Photo Credit: by Aurelien Meunier/Getty Images  /  French President Emmanuel Macron welcomes President of Cameroon, Paul Biya as he arrives for a meeting for the One Planet Summit’s international leaders at Elysee Palace on December 12, 2017 in Paris, France.

By Gary Raynaldo   DIPLOMATIC TIMES

The  surprise move by the United States to  cut some $17 million in military aid to west-central Africa nation Cameroon should put France to shame.  The U.S. announced last Thursday it is slashing the nearly $20 million in aid earmarked for such items as airplanes, patrol boats, armored vehicles, and drones over growing concerns of serious human rights violations in Cameroon.  Horrific videos circulated online last year showing Cameroonian security forces shooting and killing civilians,  including children, and in one incident a woman who had a small baby strapped on her back which  was also killed.  Cameroon’s main opposition leader, Maurice Kamto, who insists he won last October’s presidential election, was arrested last Sunday and charged with insurrection. 

Amnesty International Calls On Cameroonian Authorities To Improve Human Rights 

“Instead of taking steps towards improving the country’s human rights record, we are witnessing the authorities becoming less and less tolerant of criticism This must stop. The authorities should now allow people to enjoy their human rights including by ending the crackdown on peaceful demonstrations and dissenting voices.”

Samira Daoud, Amnesty International’s West and Central Africa Deputy Director. 

 
France Says It Will Not Follow The U.S. Action In Cutting Any Military Aid With Cameroon:

Q : Are you considering the possibility of suspending military cooperation with Cameroon, as the United States has done?

 A : “France is bound by a partnership agreement on defense in which it acts according to current international norms. Our structural cooperation on security and defense with Cameroon focuses on officer training. We supply advisors to the International War College, the Command and Staff College, and the International School for Security Forces in Yaoundé. Recognized by a number of nations, these international schools host interns from more than 25 African countries.  In full compliance with international humanitarian law and the law of armed conflict, this cooperation also aims to assist Cameroon’s security and defense forces to combat terrorism and particularly Boko Haram in the northern part of the country, while protecting local populations. This cooperation is ongoing.”

_SUPPLIED DATA_

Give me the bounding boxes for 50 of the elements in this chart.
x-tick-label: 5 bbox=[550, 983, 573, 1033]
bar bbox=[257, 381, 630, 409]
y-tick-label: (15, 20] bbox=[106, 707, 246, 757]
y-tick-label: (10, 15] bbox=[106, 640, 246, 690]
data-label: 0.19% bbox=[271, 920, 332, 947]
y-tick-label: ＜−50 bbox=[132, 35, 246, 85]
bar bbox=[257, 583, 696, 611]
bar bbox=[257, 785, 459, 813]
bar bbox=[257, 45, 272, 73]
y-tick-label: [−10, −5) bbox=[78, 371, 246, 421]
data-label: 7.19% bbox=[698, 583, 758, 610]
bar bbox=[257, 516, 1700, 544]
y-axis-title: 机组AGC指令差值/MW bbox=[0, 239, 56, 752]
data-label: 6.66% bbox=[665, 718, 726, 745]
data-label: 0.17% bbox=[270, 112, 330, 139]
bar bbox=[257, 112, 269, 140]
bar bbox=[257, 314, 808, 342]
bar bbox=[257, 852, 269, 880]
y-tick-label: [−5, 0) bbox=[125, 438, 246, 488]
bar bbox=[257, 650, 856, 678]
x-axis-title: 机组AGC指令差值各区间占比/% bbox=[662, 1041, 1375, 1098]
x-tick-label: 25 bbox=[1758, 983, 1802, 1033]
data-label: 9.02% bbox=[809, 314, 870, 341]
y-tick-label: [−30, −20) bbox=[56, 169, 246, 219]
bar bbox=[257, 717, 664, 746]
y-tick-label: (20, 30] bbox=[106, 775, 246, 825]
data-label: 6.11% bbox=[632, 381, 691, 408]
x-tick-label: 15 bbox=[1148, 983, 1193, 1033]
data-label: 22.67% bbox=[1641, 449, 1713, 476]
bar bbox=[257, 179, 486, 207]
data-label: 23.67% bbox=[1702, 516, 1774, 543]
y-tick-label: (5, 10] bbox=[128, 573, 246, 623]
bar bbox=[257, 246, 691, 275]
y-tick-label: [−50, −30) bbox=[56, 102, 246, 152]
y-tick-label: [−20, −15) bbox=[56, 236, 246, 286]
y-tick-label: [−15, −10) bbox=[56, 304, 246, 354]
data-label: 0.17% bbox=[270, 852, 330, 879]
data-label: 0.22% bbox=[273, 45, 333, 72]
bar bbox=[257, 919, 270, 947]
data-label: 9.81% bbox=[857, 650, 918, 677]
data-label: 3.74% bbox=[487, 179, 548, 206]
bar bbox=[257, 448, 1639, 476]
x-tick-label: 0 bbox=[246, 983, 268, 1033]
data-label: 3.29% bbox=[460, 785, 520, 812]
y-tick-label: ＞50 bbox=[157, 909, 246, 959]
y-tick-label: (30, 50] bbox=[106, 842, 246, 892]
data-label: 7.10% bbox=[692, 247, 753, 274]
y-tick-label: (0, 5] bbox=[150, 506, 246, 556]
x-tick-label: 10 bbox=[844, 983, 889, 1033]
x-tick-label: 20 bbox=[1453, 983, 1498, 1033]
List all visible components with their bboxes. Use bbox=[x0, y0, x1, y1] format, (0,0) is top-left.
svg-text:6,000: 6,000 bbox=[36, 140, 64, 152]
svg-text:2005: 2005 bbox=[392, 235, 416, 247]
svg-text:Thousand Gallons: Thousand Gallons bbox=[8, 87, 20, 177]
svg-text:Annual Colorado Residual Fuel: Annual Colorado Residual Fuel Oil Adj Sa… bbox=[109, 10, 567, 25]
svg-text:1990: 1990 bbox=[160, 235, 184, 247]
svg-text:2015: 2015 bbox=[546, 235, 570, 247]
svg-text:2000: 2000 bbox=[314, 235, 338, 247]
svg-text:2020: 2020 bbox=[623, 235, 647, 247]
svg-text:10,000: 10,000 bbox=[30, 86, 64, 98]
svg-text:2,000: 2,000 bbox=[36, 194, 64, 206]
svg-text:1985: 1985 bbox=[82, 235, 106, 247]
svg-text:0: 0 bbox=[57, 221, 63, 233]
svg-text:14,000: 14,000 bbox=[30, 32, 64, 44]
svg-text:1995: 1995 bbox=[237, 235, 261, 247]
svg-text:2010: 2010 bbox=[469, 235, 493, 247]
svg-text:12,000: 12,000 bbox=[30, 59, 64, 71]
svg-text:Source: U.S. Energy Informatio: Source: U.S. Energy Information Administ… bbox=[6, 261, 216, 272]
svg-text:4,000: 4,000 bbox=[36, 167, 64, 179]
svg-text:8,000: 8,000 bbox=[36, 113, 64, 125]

_REQUIREMENTS_
Could you continue the article on U.S. and French military aid to Cameroon from where it stops? None of the lines are needed here.

_RESULT FOR THIS EXERCISE_
France Foreign Ministry Statement at Press Briefing Feb. 7, 2019. 

The French Republic Was Also Quiet On The Uproar after comments made by Cameroon’s Deputy Justice Minister Jean de Dieu Momo in which he appeared to justify the Holocaust, in which some six million Jewish people were killed in Nazi Germany.  It is not  rocket science to figure out that France is putting its political/economic interests in Cameroon ahead of any concern over human  rights violations in its former colony. But France’s silence equates with complicity. Remember Rwanda. 

The burgeoning Anglophone crisis in Cameroons’ Northwest and  Southwest regions has been a grave cause of concern for the U.S.  Last November, the U.S. State Department, condemned the kidnapping of students and staff from the  Presbyterian Secondary School of Nkwen near Bermenda, Cameroon.

” We urge an immediate halt to the indiscriminate targeting of civilians and burning of houses by Cameroonian government forces and to attacks perpetrated by both Anglophone separatists against security forces and civilians. The systematic intimidation based on ethnic and religious affiliation, including in Yaoundé and Douala, must stop. ”  

-U.S.  State Department  Spokesperson Heather Nauert

Is Cameroon’s Days As Reliable U.S. Partner Numbered?

Some good perspective on the  U.S. military relation with Cameroon is provided by Michael Shurkin,  senior political scientist at the nonprofit, nonpartisan RAND Corporation, in his commentary piece. 

“The problem is that under Biya, the Cameroonian government is rapidly becoming more authoritarian and bloody-minded, making insecurity worse, rather than better. The country’s days as a reliable partner seem numbered.”

Michael Shurkin.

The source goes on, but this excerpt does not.